Rewrite every row below, replacing "x-tick-label" with "x-axis label" wherever it occurs and keeping everything else unchanged. Omit the pictures from your answer.
···
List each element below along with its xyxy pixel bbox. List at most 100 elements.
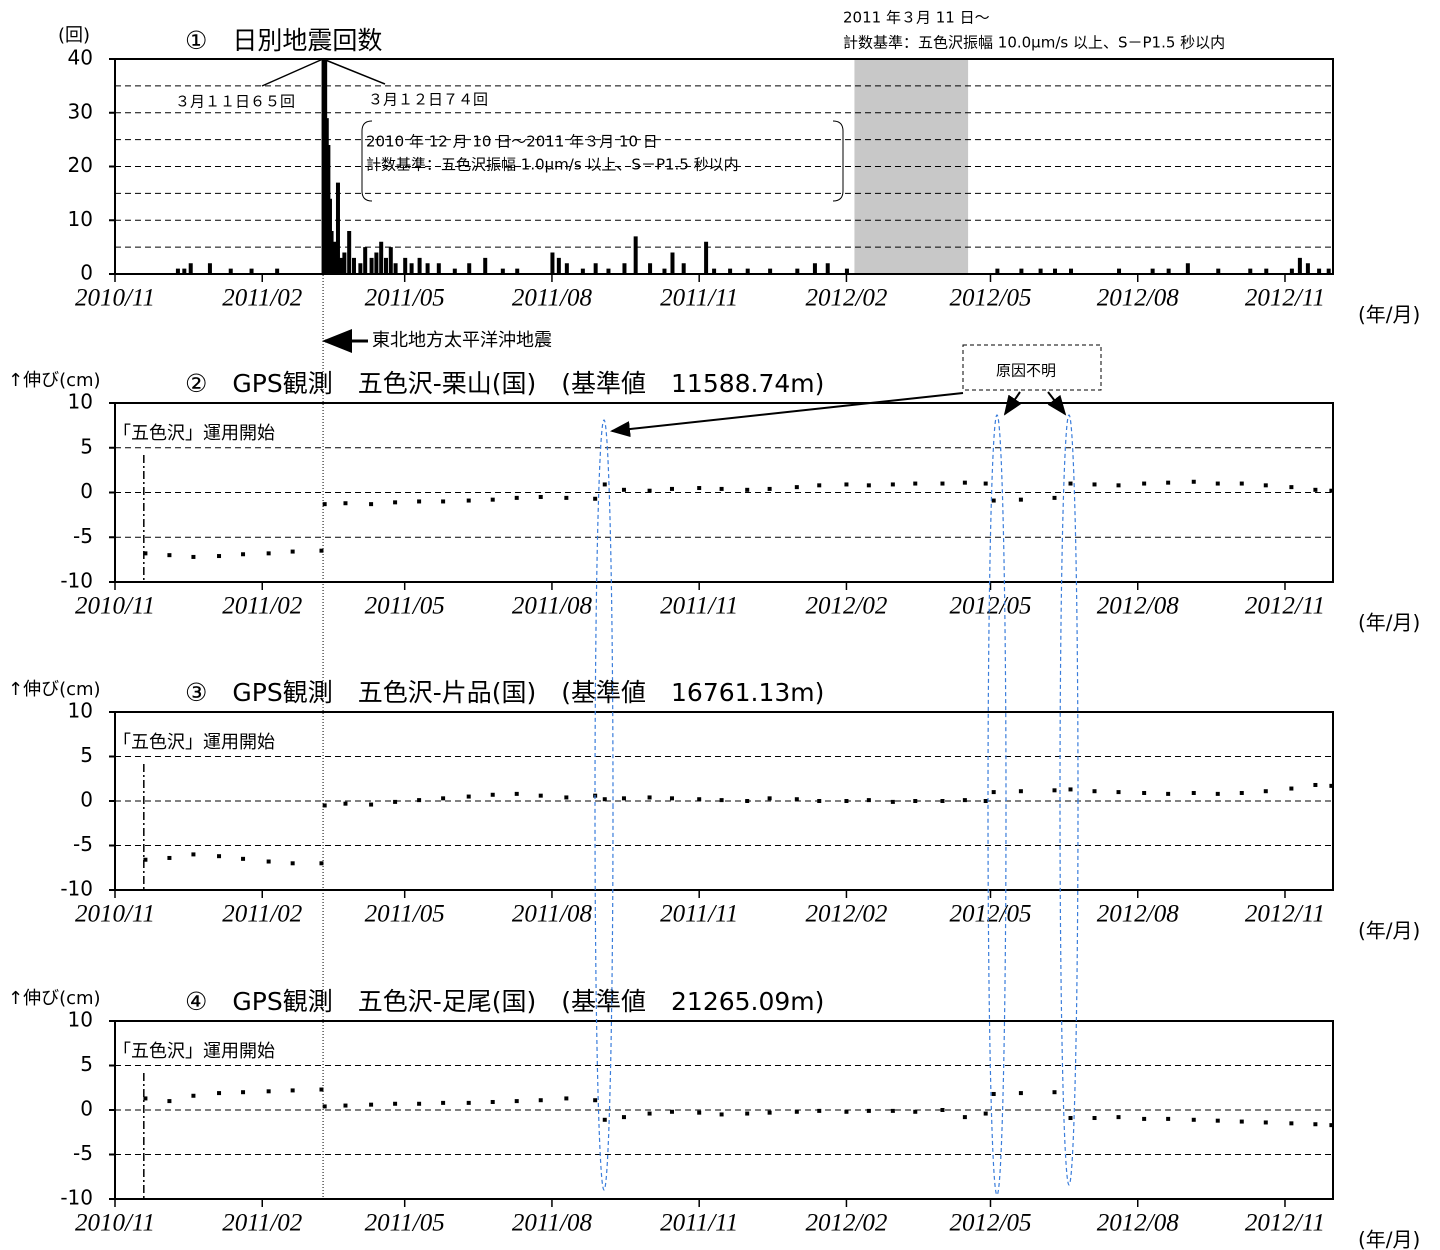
point xyxy=(647,795,652,800)
point xyxy=(983,799,988,803)
bar xyxy=(745,268,750,274)
point xyxy=(1092,789,1097,794)
point xyxy=(1289,485,1294,490)
point xyxy=(767,486,772,491)
point xyxy=(417,499,422,504)
point xyxy=(647,1111,652,1116)
point xyxy=(913,481,918,486)
point xyxy=(167,855,172,860)
point xyxy=(1142,790,1147,795)
bar xyxy=(347,231,352,274)
bar xyxy=(175,268,180,274)
x-tick-label: 2011/05 xyxy=(365,901,445,928)
note: 計数基準：五色沢振幅 1.0μm/s 以上、S－P1.5 秒以内 xyxy=(366,156,739,174)
plot-frame xyxy=(114,58,1334,275)
point xyxy=(538,494,543,499)
point xyxy=(441,796,446,801)
point xyxy=(794,797,799,802)
point xyxy=(621,1115,626,1120)
point xyxy=(669,796,674,801)
point xyxy=(844,1109,849,1114)
bar xyxy=(593,263,598,274)
point xyxy=(602,797,607,802)
y-tick-label: 5 xyxy=(80,1052,93,1076)
point xyxy=(466,498,471,503)
x-tick-label: 2012/05 xyxy=(950,1210,1032,1237)
bar xyxy=(1289,268,1294,274)
x-tick-label: 2010/11 xyxy=(75,1210,155,1237)
plot-frame xyxy=(114,711,1334,891)
point xyxy=(191,852,196,857)
point xyxy=(1116,483,1121,488)
point xyxy=(322,1104,327,1109)
bar xyxy=(342,252,347,274)
point xyxy=(143,857,148,862)
point xyxy=(564,795,569,800)
y-tick-label: -5 xyxy=(73,832,93,856)
y-tick-label: 0 xyxy=(80,788,93,812)
x-tick-label: 2011/08 xyxy=(512,285,593,312)
point xyxy=(241,1090,246,1095)
point xyxy=(794,1109,799,1114)
point xyxy=(490,1099,495,1104)
bar xyxy=(1264,268,1269,274)
annotation: ３月１２日７４回 xyxy=(368,91,488,109)
bar xyxy=(409,263,414,274)
chart-title: ② GPS観測 五色沢-栗山(国) (基準値 11588.74m) xyxy=(185,369,824,398)
point xyxy=(1052,1090,1057,1095)
point xyxy=(817,483,822,488)
point xyxy=(1263,789,1268,794)
bar xyxy=(1297,257,1302,274)
point xyxy=(866,483,871,488)
point xyxy=(621,487,626,492)
annotation: 「五色沢」運用開始 xyxy=(113,423,275,444)
bar xyxy=(452,268,457,274)
point xyxy=(913,1109,918,1114)
point xyxy=(621,796,626,801)
bar xyxy=(228,268,233,274)
note: 2011 年３月 11 日～ xyxy=(843,9,990,27)
bar xyxy=(1305,263,1310,274)
x-tick-label: 2011/05 xyxy=(365,285,445,312)
x-axis-label: (年/月) xyxy=(1358,1228,1420,1250)
point xyxy=(1018,789,1023,794)
bar xyxy=(1069,268,1074,274)
y-tick-label: 20 xyxy=(68,153,93,177)
point xyxy=(322,502,327,507)
point xyxy=(1329,783,1334,788)
y-tick-label: 0 xyxy=(80,479,93,503)
x-tick-label: 2012/05 xyxy=(950,593,1032,620)
y-tick-label: 10 xyxy=(68,207,93,231)
point xyxy=(962,480,967,485)
annotation: 「五色沢」運用開始 xyxy=(113,732,275,753)
chart-title: ① 日別地震回数 xyxy=(185,26,382,55)
note: 計数基準：五色沢振幅 10.0μm/s 以上、S－P1.5 秒以内 xyxy=(843,34,1225,52)
point xyxy=(1166,1116,1171,1121)
point xyxy=(745,799,750,803)
point xyxy=(322,803,327,808)
point xyxy=(1092,1116,1097,1121)
x-tick-label: 2010/11 xyxy=(75,901,155,928)
point xyxy=(564,495,569,500)
point xyxy=(393,500,398,505)
point xyxy=(490,792,495,797)
bar xyxy=(188,263,193,274)
point xyxy=(719,798,724,803)
y-tick-label: 10 xyxy=(68,1008,93,1032)
point xyxy=(890,799,895,804)
y-axis-label: (回) xyxy=(58,25,90,46)
point xyxy=(697,797,702,802)
bar xyxy=(403,257,408,274)
point xyxy=(697,486,702,491)
bar xyxy=(670,252,675,274)
point xyxy=(890,482,895,487)
point xyxy=(745,1111,750,1116)
point xyxy=(1116,790,1121,795)
point xyxy=(697,1110,702,1115)
point xyxy=(593,1098,598,1103)
point xyxy=(991,1091,996,1096)
bar xyxy=(844,268,849,274)
point xyxy=(319,1087,324,1092)
bar xyxy=(369,257,374,274)
bar xyxy=(606,268,611,274)
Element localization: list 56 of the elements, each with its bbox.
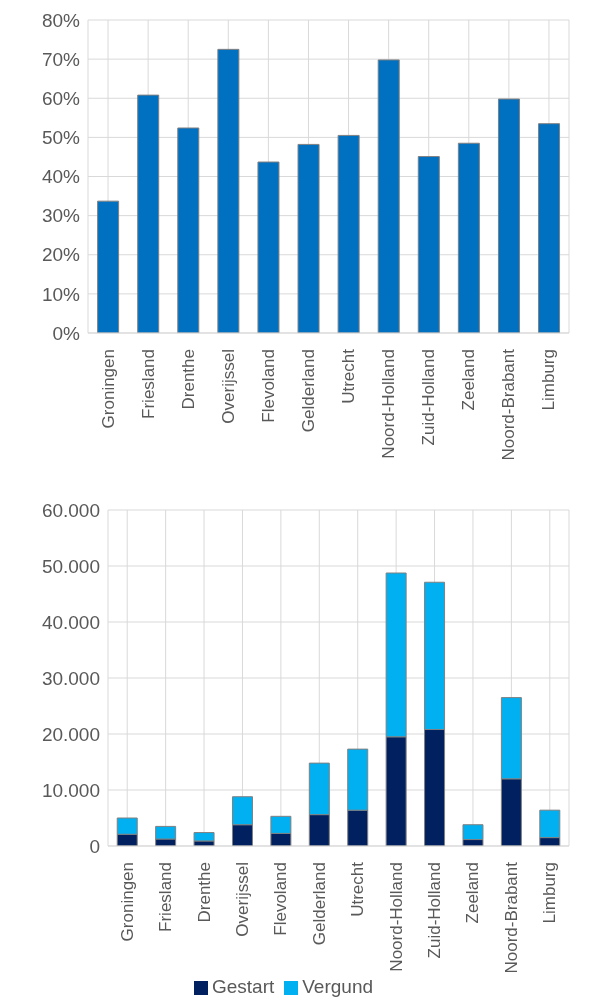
y-tick-label: 20.000 (41, 723, 100, 745)
y-tick-label: 70% (41, 48, 81, 70)
x-tick-label: Noord-Brabant (501, 861, 521, 974)
x-tick-label: Groningen (117, 862, 137, 942)
y-tick-label: 50% (41, 127, 81, 149)
y-tick-label: 40% (41, 166, 81, 188)
y-tick-label: 20% (41, 244, 81, 266)
x-tick-label: Utrecht (348, 861, 368, 917)
x-tick-label: Friesland (138, 349, 158, 419)
x-tick-label: Flevoland (271, 862, 291, 936)
y-tick-label: 80% (41, 9, 81, 31)
y-tick-label: 30.000 (41, 667, 100, 689)
bar (257, 161, 280, 333)
x-tick-label: Gelderland (309, 862, 329, 946)
bar (97, 200, 120, 333)
y-tick-label: 10% (41, 283, 81, 305)
bar (297, 143, 320, 333)
x-tick-label: Drenthe (178, 349, 198, 410)
x-tick-label: Drenthe (194, 862, 214, 923)
legend-label: Gestart (211, 976, 275, 997)
x-tick-label: Noord-Holland (386, 862, 406, 972)
bar (193, 832, 215, 842)
bar (538, 123, 561, 333)
x-tick-label: Zuid-Holland (425, 862, 445, 959)
y-tick-label: 0 (89, 835, 100, 857)
x-tick-label: Limburg (540, 862, 560, 924)
x-tick-label: Zeeland (463, 862, 483, 924)
x-tick-label: Gelderland (298, 349, 318, 433)
y-tick-label: 60% (41, 88, 81, 109)
x-tick-label: Overijssel (218, 349, 238, 424)
bar (497, 98, 520, 333)
y-tick-label: 30% (41, 205, 81, 227)
bar (337, 134, 360, 333)
x-tick-label: Zuid-Holland (419, 349, 439, 446)
legend-label: Vergund (302, 976, 374, 997)
bar (377, 59, 400, 333)
y-tick-label: 40.000 (41, 611, 100, 633)
x-tick-label: Noord-Brabant (499, 348, 519, 461)
x-tick-label: Utrecht (339, 348, 359, 404)
y-tick-label: 0% (52, 322, 81, 344)
y-tick-label: 50.000 (41, 555, 100, 577)
x-tick-label: Zeeland (459, 349, 479, 411)
x-tick-label: Overijssel (232, 862, 252, 937)
bar (137, 94, 160, 333)
bar (417, 156, 440, 333)
bar (217, 48, 240, 333)
x-tick-label: Noord-Holland (379, 349, 399, 459)
y-tick-label: 60.000 (41, 499, 100, 521)
bar (462, 824, 484, 841)
bar (177, 127, 200, 333)
x-tick-label: Friesland (156, 862, 176, 932)
x-tick-label: Flevoland (258, 349, 278, 423)
x-tick-label: Groningen (98, 349, 118, 429)
x-tick-label: Limburg (539, 349, 559, 411)
y-tick-label: 10.000 (41, 779, 100, 801)
bar (457, 142, 480, 333)
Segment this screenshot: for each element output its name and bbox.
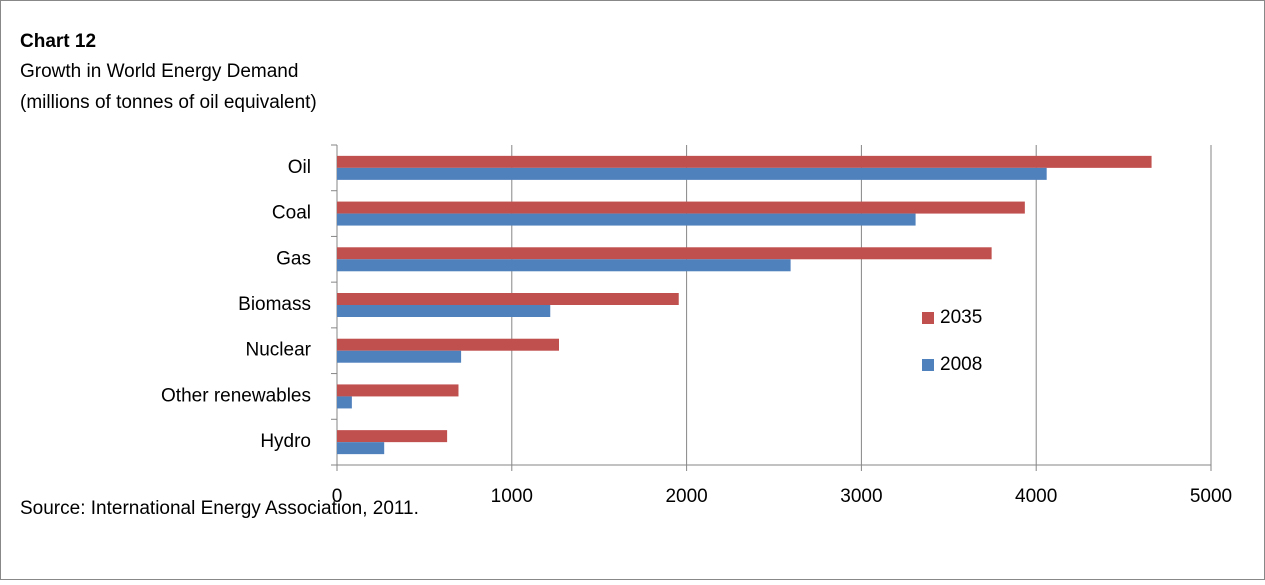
···
● IN RESPONSE:
List each element below along with its xyxy pixel bbox. List at most 100 elements.
point xyxy=(647,795,652,800)
point xyxy=(983,799,988,803)
bar xyxy=(745,268,750,274)
point xyxy=(1092,789,1097,794)
point xyxy=(1289,485,1294,490)
point xyxy=(767,486,772,491)
point xyxy=(417,499,422,504)
point xyxy=(647,1111,652,1116)
point xyxy=(913,481,918,486)
point xyxy=(167,855,172,860)
point xyxy=(1142,790,1147,795)
bar xyxy=(347,231,352,274)
bar xyxy=(175,268,180,274)
x-axis label: 2011/05 xyxy=(365,901,445,928)
note: 計数基準：五色沢振幅 1.0μm/s 以上、S－P1.5 秒以内 xyxy=(366,156,739,174)
plot-frame xyxy=(114,58,1334,275)
point xyxy=(538,494,543,499)
point xyxy=(441,796,446,801)
point xyxy=(794,797,799,802)
point xyxy=(621,1115,626,1120)
point xyxy=(669,796,674,801)
point xyxy=(844,1109,849,1114)
bar xyxy=(593,263,598,274)
point xyxy=(602,797,607,802)
y-tick-label: 5 xyxy=(80,1052,93,1076)
point xyxy=(466,498,471,503)
x-axis label: 2012/05 xyxy=(950,1210,1032,1237)
bar xyxy=(1289,268,1294,274)
x-axis label: 2010/11 xyxy=(75,1210,155,1237)
plot-frame xyxy=(114,711,1334,891)
point xyxy=(191,852,196,857)
point xyxy=(1116,483,1121,488)
point xyxy=(322,1104,327,1109)
bar xyxy=(342,252,347,274)
point xyxy=(143,857,148,862)
point xyxy=(564,795,569,800)
y-tick-label: -5 xyxy=(73,832,93,856)
y-tick-label: 0 xyxy=(80,788,93,812)
x-axis label: 2011/08 xyxy=(512,285,593,312)
point xyxy=(241,1090,246,1095)
point xyxy=(794,1109,799,1114)
point xyxy=(490,1099,495,1104)
bar xyxy=(1264,268,1269,274)
annotation: ３月１２日７４回 xyxy=(368,91,488,109)
bar xyxy=(409,263,414,274)
chart-title: ② GPS観測 五色沢-栗山(国) (基準値 11588.74m) xyxy=(185,369,824,398)
point xyxy=(1052,1090,1057,1095)
point xyxy=(817,483,822,488)
point xyxy=(1263,789,1268,794)
bar xyxy=(1297,257,1302,274)
point xyxy=(866,483,871,488)
point xyxy=(621,487,626,492)
annotation: 「五色沢」運用開始 xyxy=(113,423,275,444)
bar xyxy=(452,268,457,274)
point xyxy=(913,1109,918,1114)
point xyxy=(621,796,626,801)
bar xyxy=(228,268,233,274)
note: 2011 年３月 11 日～ xyxy=(843,9,990,27)
bar xyxy=(1305,263,1310,274)
x-axis label: 2011/05 xyxy=(365,285,445,312)
x-axis-label: (年/月) xyxy=(1358,1228,1420,1250)
point xyxy=(1018,789,1023,794)
bar xyxy=(1069,268,1074,274)
y-tick-label: 20 xyxy=(68,153,93,177)
point xyxy=(322,502,327,507)
point xyxy=(1329,783,1334,788)
y-tick-label: 0 xyxy=(80,479,93,503)
x-axis label: 2012/05 xyxy=(950,593,1032,620)
y-tick-label: 10 xyxy=(68,207,93,231)
point xyxy=(962,480,967,485)
annotation: 「五色沢」運用開始 xyxy=(113,732,275,753)
chart-title: ① 日別地震回数 xyxy=(185,26,382,55)
note: 計数基準：五色沢振幅 10.0μm/s 以上、S－P1.5 秒以内 xyxy=(843,34,1225,52)
point xyxy=(1166,1116,1171,1121)
point xyxy=(745,799,750,803)
point xyxy=(322,803,327,808)
point xyxy=(1092,1116,1097,1121)
x-axis label: 2010/11 xyxy=(75,901,155,928)
point xyxy=(564,495,569,500)
point xyxy=(393,500,398,505)
point xyxy=(490,792,495,797)
bar xyxy=(188,263,193,274)
point xyxy=(719,798,724,803)
y-tick-label: 10 xyxy=(68,1008,93,1032)
point xyxy=(890,799,895,804)
y-axis-label: (回) xyxy=(58,25,90,46)
point xyxy=(697,797,702,802)
bar xyxy=(403,257,408,274)
point xyxy=(697,486,702,491)
bar xyxy=(670,252,675,274)
point xyxy=(890,482,895,487)
point xyxy=(745,1111,750,1116)
point xyxy=(1116,790,1121,795)
point xyxy=(697,1110,702,1115)
point xyxy=(593,1098,598,1103)
point xyxy=(991,1091,996,1096)
bar xyxy=(844,268,849,274)
point xyxy=(319,1087,324,1092)
bar xyxy=(369,257,374,274)
bar xyxy=(606,268,611,274)
Element localization: list 56 of the elements, each with its bbox.
y-tick-label: 20.000 (41, 723, 100, 745)
y-tick-label: 70% (41, 48, 81, 70)
x-axis label: Noord-Brabant (501, 861, 521, 974)
x-axis label: Groningen (117, 862, 137, 942)
y-tick-label: 50% (41, 127, 81, 149)
y-tick-label: 40% (41, 166, 81, 188)
y-tick-label: 20% (41, 244, 81, 266)
x-axis label: Utrecht (348, 861, 368, 917)
x-axis label: Friesland (138, 349, 158, 419)
x-axis label: Flevoland (271, 862, 291, 936)
y-tick-label: 80% (41, 9, 81, 31)
y-tick-label: 30.000 (41, 667, 100, 689)
bar (257, 161, 280, 333)
x-axis label: Gelderland (309, 862, 329, 946)
bar (97, 200, 120, 333)
y-tick-label: 10% (41, 283, 81, 305)
bar (297, 143, 320, 333)
x-axis label: Drenthe (178, 349, 198, 410)
x-axis label: Drenthe (194, 862, 214, 923)
legend-label: Gestart (211, 976, 275, 997)
x-axis label: Noord-Holland (386, 862, 406, 972)
bar (193, 832, 215, 842)
bar (538, 123, 561, 333)
x-axis label: Zuid-Holland (425, 862, 445, 959)
y-tick-label: 0 (89, 835, 100, 857)
x-axis label: Limburg (540, 862, 560, 924)
x-axis label: Zeeland (463, 862, 483, 924)
x-axis label: Gelderland (298, 349, 318, 433)
y-tick-label: 60% (41, 88, 81, 109)
x-axis label: Overijssel (218, 349, 238, 424)
bar (497, 98, 520, 333)
y-tick-label: 30% (41, 205, 81, 227)
bar (337, 134, 360, 333)
x-axis label: Zuid-Holland (419, 349, 439, 446)
legend-label: Vergund (302, 976, 374, 997)
bar (377, 59, 400, 333)
y-tick-label: 40.000 (41, 611, 100, 633)
x-axis label: Noord-Brabant (499, 348, 519, 461)
x-axis label: Utrecht (339, 348, 359, 404)
y-tick-label: 0% (52, 322, 81, 344)
y-tick-label: 50.000 (41, 555, 100, 577)
x-axis label: Zeeland (459, 349, 479, 411)
x-axis label: Overijssel (232, 862, 252, 937)
bar (137, 94, 160, 333)
bar (417, 156, 440, 333)
bar (217, 48, 240, 333)
x-axis label: Noord-Holland (379, 349, 399, 459)
y-tick-label: 60.000 (41, 499, 100, 521)
bar (462, 824, 484, 841)
bar (177, 127, 200, 333)
x-axis label: Friesland (156, 862, 176, 932)
x-axis label: Flevoland (258, 349, 278, 423)
x-axis label: Groningen (98, 349, 118, 429)
x-axis label: Limburg (539, 349, 559, 411)
y-tick-label: 10.000 (41, 779, 100, 801)
bar (457, 142, 480, 333)
Segment this screenshot: for each element output its name and bbox.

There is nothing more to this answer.